_Task prompt_
Single out the lines of the material that contain "Elastic" and copy them.

+--

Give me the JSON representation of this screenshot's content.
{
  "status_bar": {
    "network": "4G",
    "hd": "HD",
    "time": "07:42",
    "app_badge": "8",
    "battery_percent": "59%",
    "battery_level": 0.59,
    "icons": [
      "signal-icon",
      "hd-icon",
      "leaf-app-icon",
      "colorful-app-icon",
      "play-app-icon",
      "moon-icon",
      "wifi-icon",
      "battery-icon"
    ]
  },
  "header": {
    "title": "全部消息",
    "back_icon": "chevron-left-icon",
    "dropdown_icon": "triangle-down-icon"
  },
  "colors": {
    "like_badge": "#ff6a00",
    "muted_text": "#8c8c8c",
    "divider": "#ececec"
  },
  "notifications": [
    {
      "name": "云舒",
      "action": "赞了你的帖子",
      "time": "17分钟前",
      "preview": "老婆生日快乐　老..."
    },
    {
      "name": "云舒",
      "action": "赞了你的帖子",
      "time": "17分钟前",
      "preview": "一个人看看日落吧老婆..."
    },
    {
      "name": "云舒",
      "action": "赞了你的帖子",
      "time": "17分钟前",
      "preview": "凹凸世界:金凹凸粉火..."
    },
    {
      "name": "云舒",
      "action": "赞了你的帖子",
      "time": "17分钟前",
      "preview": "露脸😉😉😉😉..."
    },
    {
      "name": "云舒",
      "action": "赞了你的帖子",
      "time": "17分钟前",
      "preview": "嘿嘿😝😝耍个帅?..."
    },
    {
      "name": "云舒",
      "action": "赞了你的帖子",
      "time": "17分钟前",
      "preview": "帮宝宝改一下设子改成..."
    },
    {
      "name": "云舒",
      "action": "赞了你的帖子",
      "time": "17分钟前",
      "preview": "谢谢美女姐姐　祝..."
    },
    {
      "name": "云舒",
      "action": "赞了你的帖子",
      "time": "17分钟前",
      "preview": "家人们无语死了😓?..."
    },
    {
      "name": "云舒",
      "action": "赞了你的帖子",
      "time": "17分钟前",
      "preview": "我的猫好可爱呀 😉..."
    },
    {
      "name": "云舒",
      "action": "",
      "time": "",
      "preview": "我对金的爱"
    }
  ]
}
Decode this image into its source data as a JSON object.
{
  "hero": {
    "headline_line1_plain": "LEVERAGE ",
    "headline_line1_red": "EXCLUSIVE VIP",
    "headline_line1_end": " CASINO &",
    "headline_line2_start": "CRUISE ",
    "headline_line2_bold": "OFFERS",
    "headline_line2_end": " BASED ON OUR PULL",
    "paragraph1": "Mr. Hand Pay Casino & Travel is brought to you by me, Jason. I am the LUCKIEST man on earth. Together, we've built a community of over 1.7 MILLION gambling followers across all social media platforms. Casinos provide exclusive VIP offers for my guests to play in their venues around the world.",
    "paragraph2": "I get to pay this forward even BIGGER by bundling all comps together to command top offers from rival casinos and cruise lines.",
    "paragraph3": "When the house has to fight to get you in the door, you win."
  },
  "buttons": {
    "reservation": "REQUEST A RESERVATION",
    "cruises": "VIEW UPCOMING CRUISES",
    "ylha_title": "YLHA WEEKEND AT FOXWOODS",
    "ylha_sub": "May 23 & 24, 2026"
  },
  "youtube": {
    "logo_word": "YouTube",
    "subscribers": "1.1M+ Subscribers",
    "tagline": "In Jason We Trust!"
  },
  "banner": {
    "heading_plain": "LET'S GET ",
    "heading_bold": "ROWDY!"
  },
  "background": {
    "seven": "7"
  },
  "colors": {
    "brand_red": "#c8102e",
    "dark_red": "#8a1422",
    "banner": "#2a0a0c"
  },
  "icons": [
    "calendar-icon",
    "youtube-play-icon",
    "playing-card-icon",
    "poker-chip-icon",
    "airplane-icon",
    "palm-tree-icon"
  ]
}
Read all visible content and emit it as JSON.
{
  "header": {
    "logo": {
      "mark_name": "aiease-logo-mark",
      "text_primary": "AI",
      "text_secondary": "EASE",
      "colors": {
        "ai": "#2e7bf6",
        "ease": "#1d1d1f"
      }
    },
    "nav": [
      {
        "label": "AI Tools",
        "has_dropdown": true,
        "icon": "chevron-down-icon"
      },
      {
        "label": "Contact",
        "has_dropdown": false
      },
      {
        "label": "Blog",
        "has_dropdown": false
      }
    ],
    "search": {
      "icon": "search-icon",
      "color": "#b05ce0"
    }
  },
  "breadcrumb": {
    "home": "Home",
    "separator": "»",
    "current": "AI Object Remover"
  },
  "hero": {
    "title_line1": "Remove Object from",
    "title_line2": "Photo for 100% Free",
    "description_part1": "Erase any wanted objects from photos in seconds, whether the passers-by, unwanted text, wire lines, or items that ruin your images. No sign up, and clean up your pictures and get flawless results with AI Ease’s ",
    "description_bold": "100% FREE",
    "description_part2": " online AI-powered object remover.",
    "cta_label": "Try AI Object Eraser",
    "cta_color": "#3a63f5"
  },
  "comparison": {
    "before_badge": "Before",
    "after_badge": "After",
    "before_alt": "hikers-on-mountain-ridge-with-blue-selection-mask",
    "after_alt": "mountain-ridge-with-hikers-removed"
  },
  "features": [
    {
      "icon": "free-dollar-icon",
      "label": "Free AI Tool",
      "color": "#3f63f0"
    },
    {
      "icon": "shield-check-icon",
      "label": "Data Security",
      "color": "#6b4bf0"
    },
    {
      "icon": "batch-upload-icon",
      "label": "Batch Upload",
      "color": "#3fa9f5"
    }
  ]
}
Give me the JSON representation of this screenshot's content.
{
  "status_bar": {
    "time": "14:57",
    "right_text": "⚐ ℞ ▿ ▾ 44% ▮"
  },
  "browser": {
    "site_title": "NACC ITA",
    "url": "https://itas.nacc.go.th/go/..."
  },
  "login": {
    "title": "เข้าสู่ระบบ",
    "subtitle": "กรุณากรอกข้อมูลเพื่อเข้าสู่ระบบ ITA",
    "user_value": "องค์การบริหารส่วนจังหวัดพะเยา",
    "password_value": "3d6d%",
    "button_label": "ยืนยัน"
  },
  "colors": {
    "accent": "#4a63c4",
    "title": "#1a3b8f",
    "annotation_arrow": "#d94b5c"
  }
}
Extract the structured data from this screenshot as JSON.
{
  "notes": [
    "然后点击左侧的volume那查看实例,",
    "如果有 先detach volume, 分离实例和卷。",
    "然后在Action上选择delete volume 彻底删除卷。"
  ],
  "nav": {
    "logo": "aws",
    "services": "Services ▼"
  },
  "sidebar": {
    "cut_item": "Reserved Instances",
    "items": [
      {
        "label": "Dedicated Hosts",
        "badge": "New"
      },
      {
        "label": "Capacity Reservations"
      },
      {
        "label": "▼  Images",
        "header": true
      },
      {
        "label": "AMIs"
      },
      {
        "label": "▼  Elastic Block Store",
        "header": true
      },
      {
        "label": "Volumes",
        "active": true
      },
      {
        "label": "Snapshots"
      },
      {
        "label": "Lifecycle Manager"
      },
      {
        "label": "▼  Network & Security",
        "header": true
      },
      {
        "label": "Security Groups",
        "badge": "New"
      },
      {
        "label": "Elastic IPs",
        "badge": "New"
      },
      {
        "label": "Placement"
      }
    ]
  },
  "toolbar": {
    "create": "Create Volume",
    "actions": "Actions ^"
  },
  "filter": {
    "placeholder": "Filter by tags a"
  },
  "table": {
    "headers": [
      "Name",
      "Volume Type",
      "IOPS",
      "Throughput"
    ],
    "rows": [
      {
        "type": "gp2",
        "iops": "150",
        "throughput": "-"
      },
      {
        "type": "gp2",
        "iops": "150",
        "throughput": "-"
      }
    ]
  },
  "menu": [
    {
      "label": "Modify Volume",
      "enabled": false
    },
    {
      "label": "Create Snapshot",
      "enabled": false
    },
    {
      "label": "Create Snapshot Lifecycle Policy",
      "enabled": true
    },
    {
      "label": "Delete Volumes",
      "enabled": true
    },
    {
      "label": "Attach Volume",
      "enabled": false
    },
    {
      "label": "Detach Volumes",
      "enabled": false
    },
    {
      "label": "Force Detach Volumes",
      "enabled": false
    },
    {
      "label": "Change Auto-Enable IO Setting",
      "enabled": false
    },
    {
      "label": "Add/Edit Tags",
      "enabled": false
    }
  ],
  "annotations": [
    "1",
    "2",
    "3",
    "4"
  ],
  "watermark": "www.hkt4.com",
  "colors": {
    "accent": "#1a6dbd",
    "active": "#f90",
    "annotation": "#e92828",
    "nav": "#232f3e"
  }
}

+--

_Output below_
        "label": "▼  Elastic Block Store",
        "label": "Elastic IPs",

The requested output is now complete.